◆ **OBJECTIVE**
Return the lines where the word "microsoft" occurs.

◆ **LISTED RECORDS**

§ §

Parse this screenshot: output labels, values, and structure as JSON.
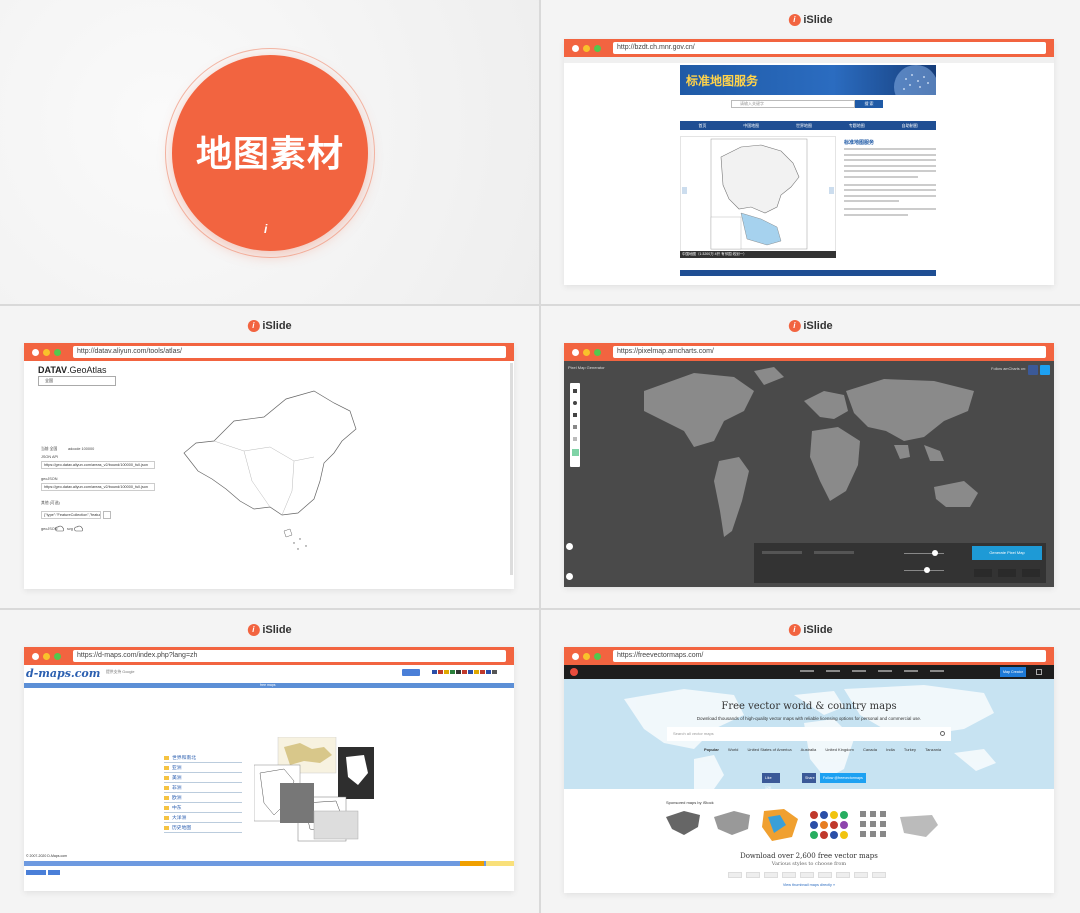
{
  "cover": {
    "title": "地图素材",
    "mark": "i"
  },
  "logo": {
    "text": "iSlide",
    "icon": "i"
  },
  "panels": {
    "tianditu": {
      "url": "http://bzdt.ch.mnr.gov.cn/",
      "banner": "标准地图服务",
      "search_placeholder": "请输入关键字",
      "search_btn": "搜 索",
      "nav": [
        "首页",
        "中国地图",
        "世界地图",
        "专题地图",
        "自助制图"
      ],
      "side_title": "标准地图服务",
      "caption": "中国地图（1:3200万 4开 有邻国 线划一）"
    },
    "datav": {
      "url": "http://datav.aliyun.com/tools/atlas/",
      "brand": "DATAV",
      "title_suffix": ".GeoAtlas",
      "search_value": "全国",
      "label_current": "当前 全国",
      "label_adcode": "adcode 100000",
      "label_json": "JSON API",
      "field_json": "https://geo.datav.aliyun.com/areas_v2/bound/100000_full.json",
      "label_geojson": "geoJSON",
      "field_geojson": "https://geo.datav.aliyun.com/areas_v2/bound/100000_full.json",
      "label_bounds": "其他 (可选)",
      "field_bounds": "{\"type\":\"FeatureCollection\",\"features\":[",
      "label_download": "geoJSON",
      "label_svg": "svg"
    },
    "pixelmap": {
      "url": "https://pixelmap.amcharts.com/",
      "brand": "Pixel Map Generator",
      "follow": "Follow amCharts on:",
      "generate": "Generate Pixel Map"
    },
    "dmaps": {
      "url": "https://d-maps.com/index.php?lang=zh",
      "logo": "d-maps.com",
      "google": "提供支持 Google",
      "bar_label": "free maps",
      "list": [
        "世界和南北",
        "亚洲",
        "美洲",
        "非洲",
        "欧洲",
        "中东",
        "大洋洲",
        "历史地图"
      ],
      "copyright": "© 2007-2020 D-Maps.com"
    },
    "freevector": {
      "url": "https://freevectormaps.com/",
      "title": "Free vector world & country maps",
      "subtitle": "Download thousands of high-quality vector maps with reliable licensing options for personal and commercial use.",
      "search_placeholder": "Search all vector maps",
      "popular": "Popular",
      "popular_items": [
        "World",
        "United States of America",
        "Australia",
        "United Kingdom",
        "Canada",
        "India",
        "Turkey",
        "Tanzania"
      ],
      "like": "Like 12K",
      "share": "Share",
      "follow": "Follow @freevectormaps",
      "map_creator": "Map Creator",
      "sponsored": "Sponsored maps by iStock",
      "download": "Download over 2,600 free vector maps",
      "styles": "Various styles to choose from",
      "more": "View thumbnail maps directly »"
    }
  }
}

§ §

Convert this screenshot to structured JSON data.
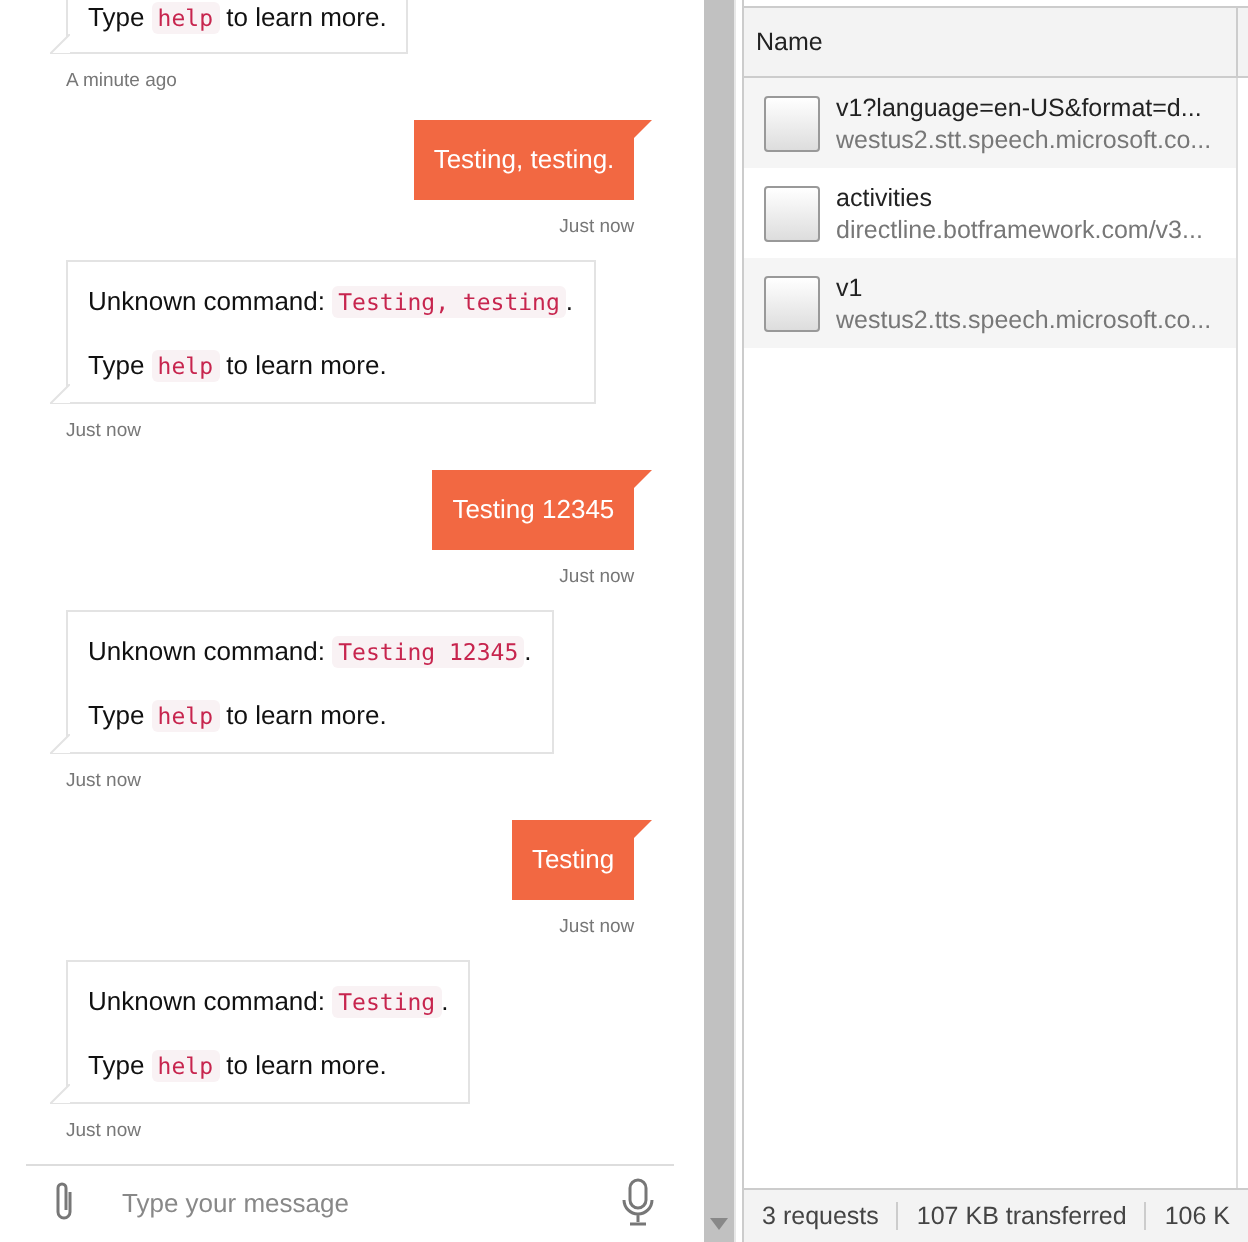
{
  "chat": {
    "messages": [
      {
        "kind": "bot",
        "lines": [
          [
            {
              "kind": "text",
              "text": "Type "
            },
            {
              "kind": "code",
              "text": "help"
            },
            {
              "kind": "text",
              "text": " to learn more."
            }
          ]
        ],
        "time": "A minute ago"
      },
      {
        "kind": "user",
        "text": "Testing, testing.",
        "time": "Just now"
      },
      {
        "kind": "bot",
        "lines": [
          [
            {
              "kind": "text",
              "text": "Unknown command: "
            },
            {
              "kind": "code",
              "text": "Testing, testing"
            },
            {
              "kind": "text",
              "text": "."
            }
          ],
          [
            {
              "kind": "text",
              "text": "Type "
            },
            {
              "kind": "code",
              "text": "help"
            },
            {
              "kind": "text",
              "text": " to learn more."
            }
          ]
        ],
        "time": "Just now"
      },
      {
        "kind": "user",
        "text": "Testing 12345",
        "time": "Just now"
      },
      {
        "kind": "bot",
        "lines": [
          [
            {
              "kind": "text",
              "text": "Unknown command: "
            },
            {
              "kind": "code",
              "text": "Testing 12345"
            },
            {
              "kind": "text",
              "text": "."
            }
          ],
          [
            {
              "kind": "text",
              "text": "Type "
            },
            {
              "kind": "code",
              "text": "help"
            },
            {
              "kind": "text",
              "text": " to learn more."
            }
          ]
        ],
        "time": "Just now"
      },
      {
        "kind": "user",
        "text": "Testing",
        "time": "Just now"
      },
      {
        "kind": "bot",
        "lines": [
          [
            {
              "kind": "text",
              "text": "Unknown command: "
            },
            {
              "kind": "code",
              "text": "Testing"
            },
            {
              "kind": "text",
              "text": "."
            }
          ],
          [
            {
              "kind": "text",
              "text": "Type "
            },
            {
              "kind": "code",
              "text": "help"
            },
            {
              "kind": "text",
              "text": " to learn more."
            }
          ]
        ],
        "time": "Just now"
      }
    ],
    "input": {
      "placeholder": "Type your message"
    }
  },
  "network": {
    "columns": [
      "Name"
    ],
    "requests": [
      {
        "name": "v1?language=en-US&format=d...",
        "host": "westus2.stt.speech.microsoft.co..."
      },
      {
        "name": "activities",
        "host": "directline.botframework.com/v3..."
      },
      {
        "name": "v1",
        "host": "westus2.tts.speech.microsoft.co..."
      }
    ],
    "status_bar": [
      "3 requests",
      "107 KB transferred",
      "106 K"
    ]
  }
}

§ §

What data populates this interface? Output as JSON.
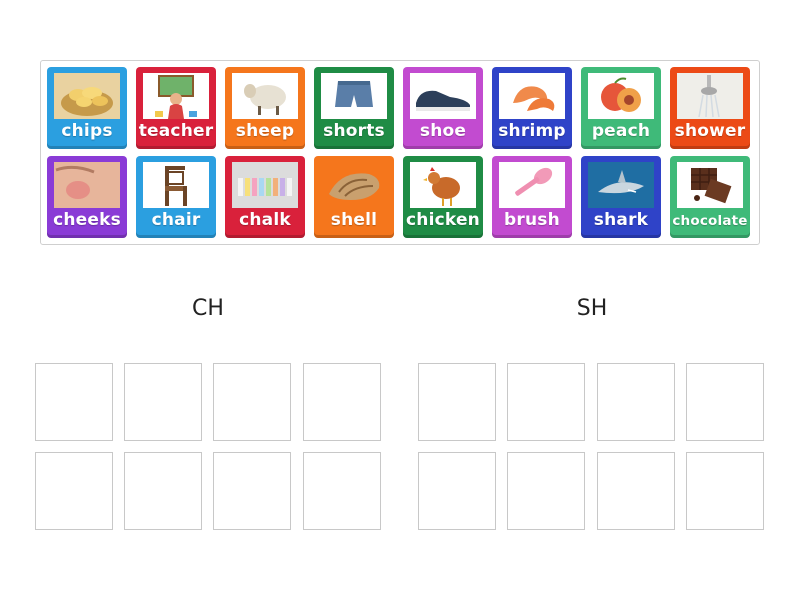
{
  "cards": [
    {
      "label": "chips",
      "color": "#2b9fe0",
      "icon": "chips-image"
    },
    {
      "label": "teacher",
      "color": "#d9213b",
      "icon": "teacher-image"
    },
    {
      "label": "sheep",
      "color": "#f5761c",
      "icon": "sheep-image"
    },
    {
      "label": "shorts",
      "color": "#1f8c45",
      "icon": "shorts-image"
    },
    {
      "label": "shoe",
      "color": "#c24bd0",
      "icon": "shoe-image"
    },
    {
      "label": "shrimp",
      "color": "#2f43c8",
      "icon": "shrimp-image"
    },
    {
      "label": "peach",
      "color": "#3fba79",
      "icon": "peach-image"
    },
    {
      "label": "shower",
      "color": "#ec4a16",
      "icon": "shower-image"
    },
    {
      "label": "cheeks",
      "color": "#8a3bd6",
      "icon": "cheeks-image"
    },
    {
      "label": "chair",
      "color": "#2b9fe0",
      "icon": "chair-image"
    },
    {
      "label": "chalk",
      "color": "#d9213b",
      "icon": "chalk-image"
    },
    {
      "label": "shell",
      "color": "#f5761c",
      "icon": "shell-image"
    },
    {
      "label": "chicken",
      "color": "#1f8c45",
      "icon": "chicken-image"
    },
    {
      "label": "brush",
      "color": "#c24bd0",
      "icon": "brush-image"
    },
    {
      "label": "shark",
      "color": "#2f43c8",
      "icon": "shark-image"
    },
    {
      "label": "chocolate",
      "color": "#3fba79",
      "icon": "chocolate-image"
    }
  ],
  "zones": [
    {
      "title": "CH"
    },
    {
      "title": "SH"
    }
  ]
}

§ §

◆ **EXERCISE ANSWER**
        "host": "westus2.stt.speech.microsoft.co..."
        "host": "westus2.tts.speech.microsoft.co..."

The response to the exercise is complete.